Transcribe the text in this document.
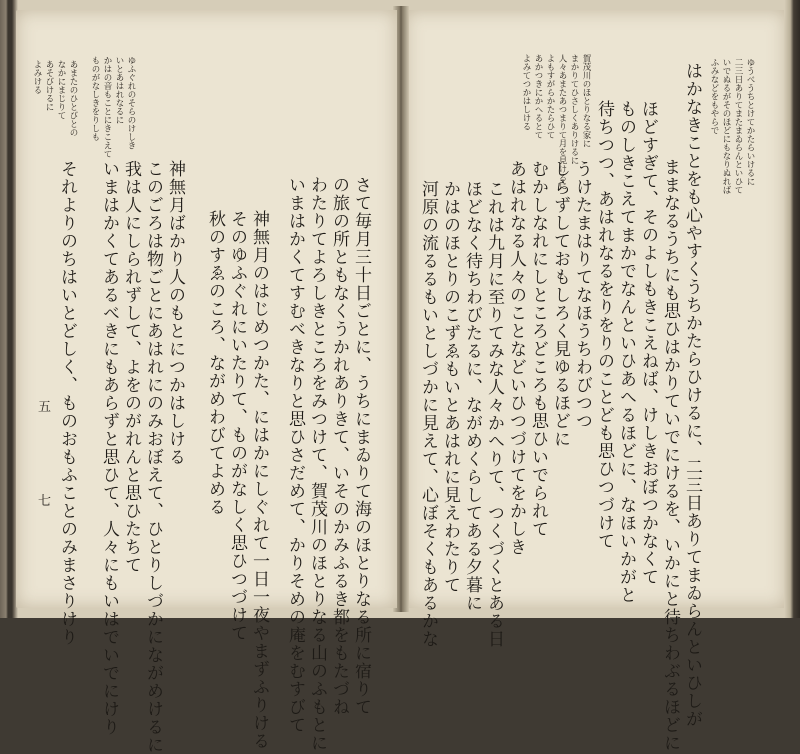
ゆうべうちとけてかたらいけるに
二三日ありてまたまゐらんといひて
いでぬるがそのほどにもなりぬれば
ふみなどをもやらで
はかなきことをも心やすくうちかたらひけるに、二三日ありてまゐらんといひしが
ままなるうちにも思ひはかりていでにけるを、いかにと待ちわぶるほどに
ほどすぎて、そのよしもきこえねば、けしきおぼつかなくて
ものしきこえてまかでなんといひあへるほどに、なほいかがと
待ちつつ、あはれなるをりをりのことども思ひつづけて
うけたまはりてなほうちわびつつ
賀茂川のほとりなる家に
まかりてひさしくありけるに
人々あまたあつまりて月を見けるに
よもすがらかたらひて
あかつきにかへるとて
よみてつかはしける
しらずしておもしろく見ゆるほどに
むかしなれにしところどころも思ひいでられて
あはれなる人々のことなどいひつづけてをかしき
これは九月に至りてみな人々かへりて、つくづくとある日
ほどなく待ちわびたるに、ながめくらしてある夕暮に
かはのほとりのこずゑもいとあはれに見えわたりて
河原の流るるもいとしづかに見えて、心ぼそくもあるかな
ゆふぐれのそらのけしき
いとあはれなるに
かはの音もことにきこえて
ものがなしきをりしも
あまたのひとびとの
なかにまじりて
あそびけるに
よみける
さて毎月三十日ごとに、うちにまゐりて海のほとりなる所に宿りて
の旅の所ともなくうかれありきて、いそのかみふるき都をもたづね
わたりてよろしきところをみつけて、賀茂川のほとりなる山のふもとに
いまはかくてすむべきなりと思ひさだめて、かりそめの庵をむすびて
神無月のはじめつかた、にはかにしぐれて一日一夜やまずふりける
そのゆふぐれにいたりて、ものがなしく思ひつづけて
秋のすゑのころ、ながめわびてよめる
神無月ばかり人のもとにつかはしける
このごろは物ごとにあはれにのみおぼえて、ひとりしづかにながめけるに
我は人にしられずして、よをのがれんと思ひたちて
いまはかくてあるべきにもあらずと思ひて、人々にもいはでいでにけり
それよりのちはいとどしく、ものおもふことのみまさりけり
五
七
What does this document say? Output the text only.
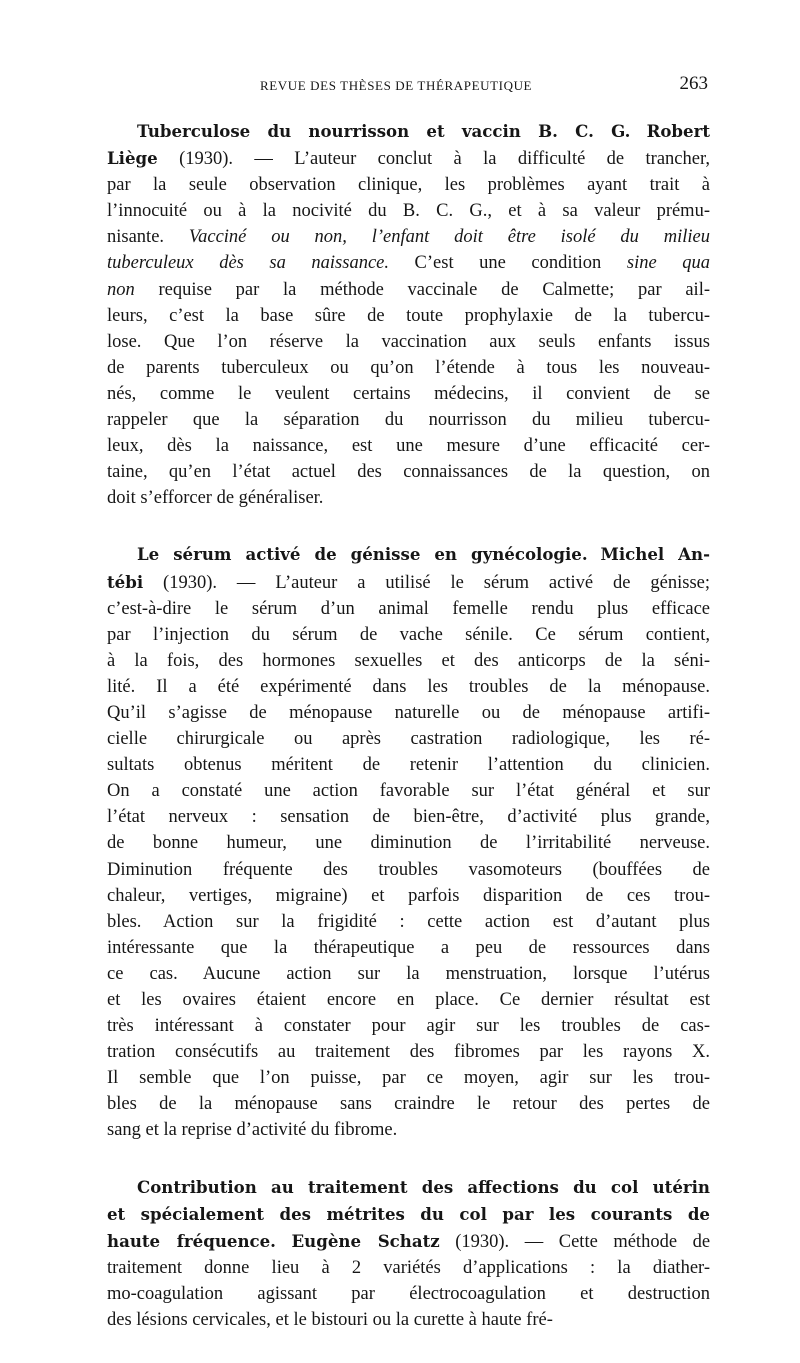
REVUE DES THÈSES DE THÉRAPEUTIQUE	263
Tuberculose du nourrisson et vaccin B. C. G. Robert
Liège (1930). — L’auteur conclut à la difficulté de trancher,
par la seule observation clinique, les problèmes ayant trait à
l’innocuité ou à la nocivité du B. C. G., et à sa valeur prému-
nisante. Vacciné ou non, l’enfant doit être isolé du milieu
tuberculeux dès sa naissance. C’est une condition sine qua
non requise par la méthode vaccinale de Calmette; par ail-
leurs, c’est la base sûre de toute prophylaxie de la tubercu-
lose. Que l’on réserve la vaccination aux seuls enfants issus
de parents tuberculeux ou qu’on l’étende à tous les nouveau-
nés, comme le veulent certains médecins, il convient de se
rappeler que la séparation du nourrisson du milieu tubercu-
leux, dès la naissance, est une mesure d’une efficacité cer-
taine, qu’en l’état actuel des connaissances de la question, on
doit s’efforcer de généraliser.
Le sérum activé de génisse en gynécologie. Michel An-
tébi (1930). — L’auteur a utilisé le sérum activé de génisse;
c’est-à-dire le sérum d’un animal femelle rendu plus efficace
par l’injection du sérum de vache sénile. Ce sérum contient,
à la fois, des hormones sexuelles et des anticorps de la séni-
lité. Il a été expérimenté dans les troubles de la ménopause.
Qu’il s’agisse de ménopause naturelle ou de ménopause artifi-
cielle chirurgicale ou après castration radiologique, les ré-
sultats obtenus méritent de retenir l’attention du clinicien.
On a constaté une action favorable sur l’état général et sur
l’état nerveux : sensation de bien-être, d’activité plus grande,
de bonne humeur, une diminution de l’irritabilité nerveuse.
Diminution fréquente des troubles vasomoteurs (bouffées de
chaleur, vertiges, migraine) et parfois disparition de ces trou-
bles. Action sur la frigidité : cette action est d’autant plus
intéressante que la thérapeutique a peu de ressources dans
ce cas. Aucune action sur la menstruation, lorsque l’utérus
et les ovaires étaient encore en place. Ce dernier résultat est
très intéressant à constater pour agir sur les troubles de cas-
tration consécutifs au traitement des fibromes par les rayons X.
Il semble que l’on puisse, par ce moyen, agir sur les trou-
bles de la ménopause sans craindre le retour des pertes de
sang et la reprise d’activité du fibrome.
Contribution au traitement des affections du col utérin
et spécialement des métrites du col par les courants de
haute fréquence. Eugène Schatz (1930). — Cette méthode de
traitement donne lieu à 2 variétés d’applications : la diather-
mo-coagulation agissant par électrocoagulation et destruction
des lésions cervicales, et le bistouri ou la curette à haute fré-
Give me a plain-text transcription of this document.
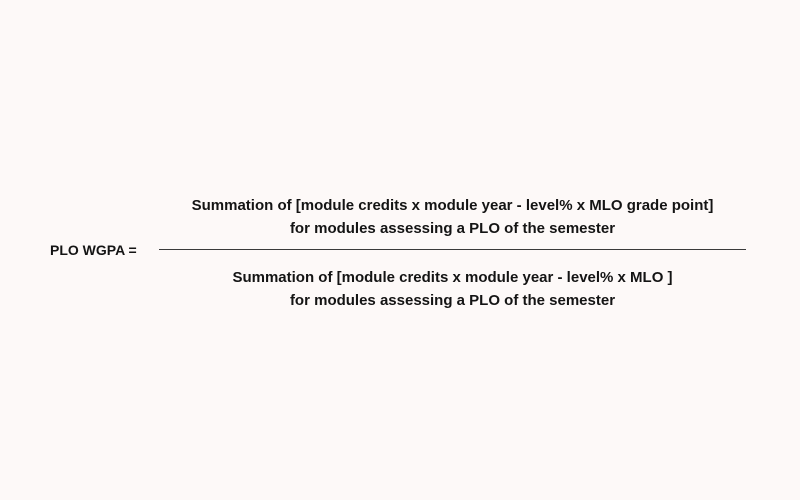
PLO WGPA =
Summation of [module credits x module year - level% x MLO grade point]
for modules assessing a PLO of the semester
Summation of [module credits x module year - level% x MLO ]
for modules assessing a PLO of the semester
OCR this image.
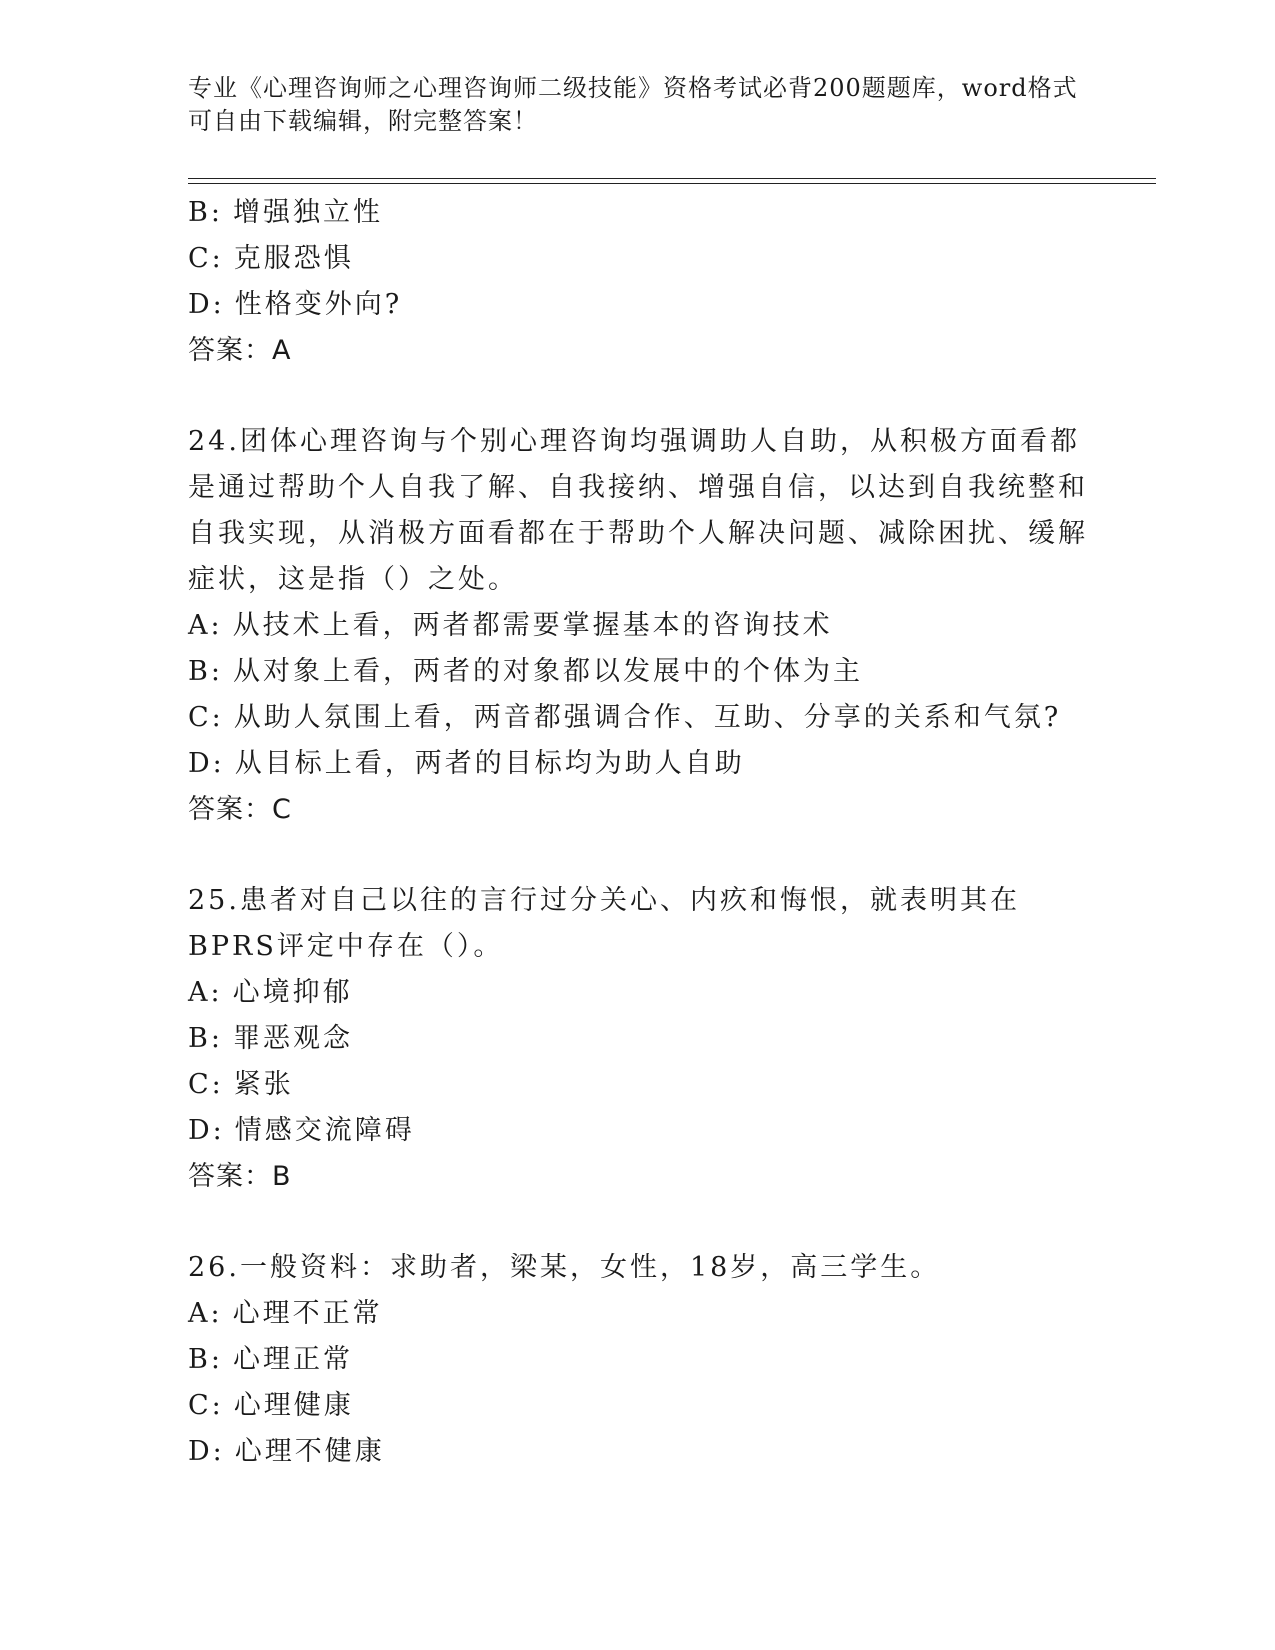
专业《心理咨询师之心理咨询师二级技能》资格考试必背200题题库，word格式
可自由下载编辑，附完整答案！
B: 增强独立性
C: 克服恐惧
D: 性格变外向?
答案：A
24.团体心理咨询与个别心理咨询均强调助人自助，从积极方面看都是通过帮助个人自我了解、自我接纳、增强自信，以达到自我统整和自我实现，从消极方面看都在于帮助个人解决问题、减除困扰、缓解症状，这是指（）之处。
A: 从技术上看，两者都需要掌握基本的咨询技术
B: 从对象上看，两者的对象都以发展中的个体为主
C: 从助人氛围上看，两音都强调合作、互助、分享的关系和气氛?
D: 从目标上看，两者的目标均为助人自助
答案：C
25.患者对自己以往的言行过分关心、内疚和悔恨，就表明其在BPRS评定中存在（）。
A: 心境抑郁
B: 罪恶观念
C: 紧张
D: 情感交流障碍
答案：B
26.一般资料：求助者，梁某，女性，18岁，高三学生。
A: 心理不正常
B: 心理正常
C: 心理健康
D: 心理不健康
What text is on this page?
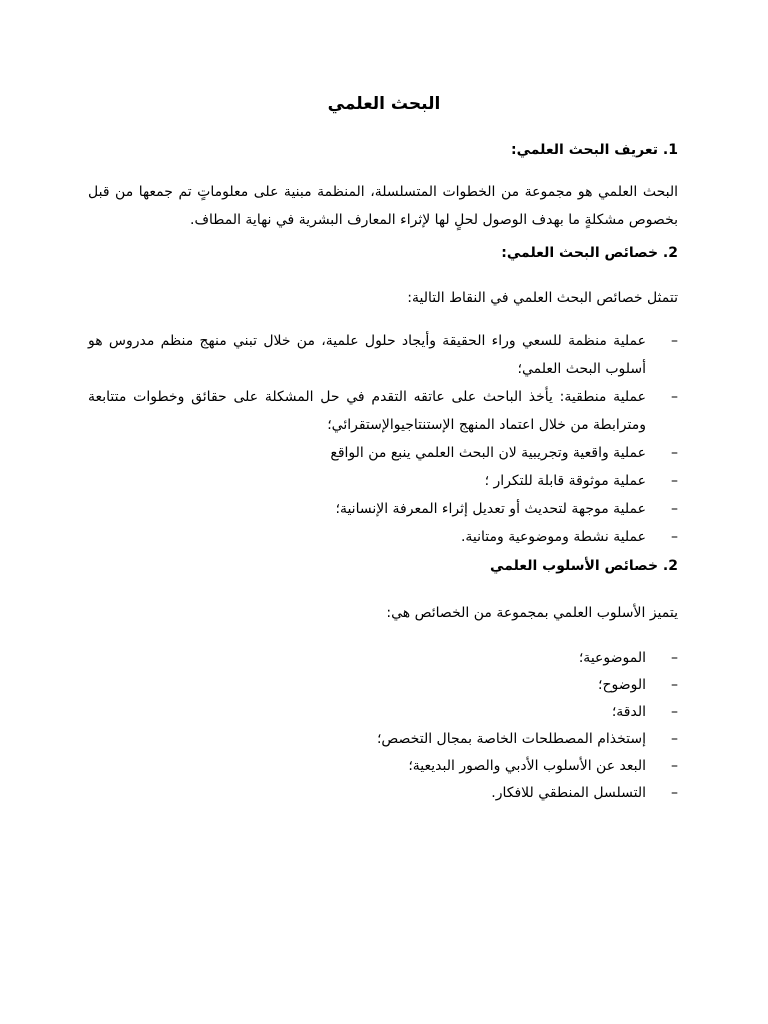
البحث العلمي
1. تعريف البحث العلمي:
البحث العلمي هو مجموعة من الخطوات المتسلسلة، المنظمة مبنية على معلوماتٍ تم جمعها من قبل بخصوص مشكلةٍ ما بهدف الوصول لحلٍ لها لإثراء المعارف البشرية في نهاية المطاف.
2. خصائص البحث العلمي:
تتمثل خصائص البحث العلمي في النقاط التالية:
–
عملية منظمة للسعي وراء الحقيقة وأيجاد حلول علمية، من خلال تبني منهج منظم مدروس هو أسلوب البحث العلمي؛
–
عملية منطقية: يأخذ الباحث على عاتقه التقدم في حل المشكلة على حقائق وخطوات متتابعة ومترابطة من خلال اعتماد المنهج الإستنتاجيوالإستقرائي؛
–
عملية واقعية وتجريبية لان البحث العلمي ينبع من الواقع
–
عملية موثوقة قابلة للتكرار ؛
–
عملية موجهة لتحديث أو تعديل إثراء المعرفة الإنسانية؛
–
عملية نشطة وموضوعية ومتانية.
2. خصائص الأسلوب العلمي
يتميز الأسلوب العلمي بمجموعة من الخصائص هي:
–
الموضوعية؛
–
الوضوح؛
–
الدقة؛
–
إستخذام المصطلحات الخاصة بمجال التخصص؛
–
البعد عن الأسلوب الأدبي والصور البديعية؛
–
التسلسل المنطقي للافكار.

• PROMPT: Check each line above for "milieu" and return the ones that have it.

• TASK ANSWER:
nisante. Vacciné ou non, l’enfant doit être isolé du milieu
rappeler que la séparation du nourrisson du milieu tubercu-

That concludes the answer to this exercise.